Exercise task:
All lines featuring the string "pervazınızı" are to be listed.

Material for this exercise:
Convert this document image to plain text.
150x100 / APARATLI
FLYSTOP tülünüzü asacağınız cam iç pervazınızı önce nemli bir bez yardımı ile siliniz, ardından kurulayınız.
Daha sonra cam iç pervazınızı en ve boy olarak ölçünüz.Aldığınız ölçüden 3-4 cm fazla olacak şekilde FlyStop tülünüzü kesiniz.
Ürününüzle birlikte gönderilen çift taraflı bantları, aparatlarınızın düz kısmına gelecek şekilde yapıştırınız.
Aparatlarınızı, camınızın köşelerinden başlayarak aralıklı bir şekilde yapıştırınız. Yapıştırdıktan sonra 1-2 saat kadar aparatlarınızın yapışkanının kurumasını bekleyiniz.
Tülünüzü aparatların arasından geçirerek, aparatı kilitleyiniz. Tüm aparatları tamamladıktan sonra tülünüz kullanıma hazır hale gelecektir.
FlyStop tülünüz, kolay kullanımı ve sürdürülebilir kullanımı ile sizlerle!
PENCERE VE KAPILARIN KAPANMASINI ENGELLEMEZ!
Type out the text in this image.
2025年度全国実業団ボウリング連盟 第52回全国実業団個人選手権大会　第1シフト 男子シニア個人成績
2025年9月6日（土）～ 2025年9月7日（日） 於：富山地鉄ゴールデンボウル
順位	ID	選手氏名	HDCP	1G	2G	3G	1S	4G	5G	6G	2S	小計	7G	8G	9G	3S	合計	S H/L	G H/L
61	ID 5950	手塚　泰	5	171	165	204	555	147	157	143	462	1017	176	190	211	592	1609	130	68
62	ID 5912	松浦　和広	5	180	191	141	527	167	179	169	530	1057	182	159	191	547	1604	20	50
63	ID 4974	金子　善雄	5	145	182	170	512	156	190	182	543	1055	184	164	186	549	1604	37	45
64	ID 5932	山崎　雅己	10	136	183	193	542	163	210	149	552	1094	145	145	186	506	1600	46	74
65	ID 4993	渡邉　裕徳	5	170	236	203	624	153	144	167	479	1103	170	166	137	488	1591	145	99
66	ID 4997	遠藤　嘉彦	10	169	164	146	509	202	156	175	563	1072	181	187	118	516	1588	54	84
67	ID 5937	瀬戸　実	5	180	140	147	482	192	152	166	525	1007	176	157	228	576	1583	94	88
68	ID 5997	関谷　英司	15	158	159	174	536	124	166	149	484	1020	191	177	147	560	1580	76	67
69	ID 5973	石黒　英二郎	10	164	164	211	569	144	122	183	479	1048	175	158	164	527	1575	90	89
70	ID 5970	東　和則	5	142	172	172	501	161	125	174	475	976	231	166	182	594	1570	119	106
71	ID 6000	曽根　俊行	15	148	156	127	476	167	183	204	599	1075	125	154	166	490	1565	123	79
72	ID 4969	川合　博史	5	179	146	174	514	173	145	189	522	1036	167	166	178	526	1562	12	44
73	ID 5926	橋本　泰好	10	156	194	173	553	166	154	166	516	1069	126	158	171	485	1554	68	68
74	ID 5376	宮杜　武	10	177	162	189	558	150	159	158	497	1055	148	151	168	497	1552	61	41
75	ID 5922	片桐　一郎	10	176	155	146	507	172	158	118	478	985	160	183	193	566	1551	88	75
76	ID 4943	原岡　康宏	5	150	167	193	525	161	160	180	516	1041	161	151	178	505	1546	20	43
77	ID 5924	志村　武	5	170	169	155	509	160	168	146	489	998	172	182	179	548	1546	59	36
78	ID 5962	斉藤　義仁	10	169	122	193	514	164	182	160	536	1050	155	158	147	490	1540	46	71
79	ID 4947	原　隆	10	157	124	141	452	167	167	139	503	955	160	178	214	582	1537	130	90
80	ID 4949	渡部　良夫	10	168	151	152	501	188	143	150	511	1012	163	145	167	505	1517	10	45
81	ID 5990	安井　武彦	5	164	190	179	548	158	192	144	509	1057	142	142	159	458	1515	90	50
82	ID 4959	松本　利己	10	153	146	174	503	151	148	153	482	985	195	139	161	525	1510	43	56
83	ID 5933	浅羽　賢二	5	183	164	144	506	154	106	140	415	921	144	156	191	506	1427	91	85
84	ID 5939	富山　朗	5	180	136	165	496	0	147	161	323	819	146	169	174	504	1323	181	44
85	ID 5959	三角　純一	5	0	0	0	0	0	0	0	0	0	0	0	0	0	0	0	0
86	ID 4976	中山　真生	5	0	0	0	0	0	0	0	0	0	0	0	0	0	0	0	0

Solved problem:
FLYSTOP tülünüzü asacağınız cam iç pervazınızı önce nemli bir bez yardımı ile siliniz, ardından kurulayınız.
Daha sonra cam iç pervazınızı en ve boy olarak ölçünüz.Aldığınız ölçüden 3-4 cm fazla olacak şekilde FlyStop tülünüzü kesiniz.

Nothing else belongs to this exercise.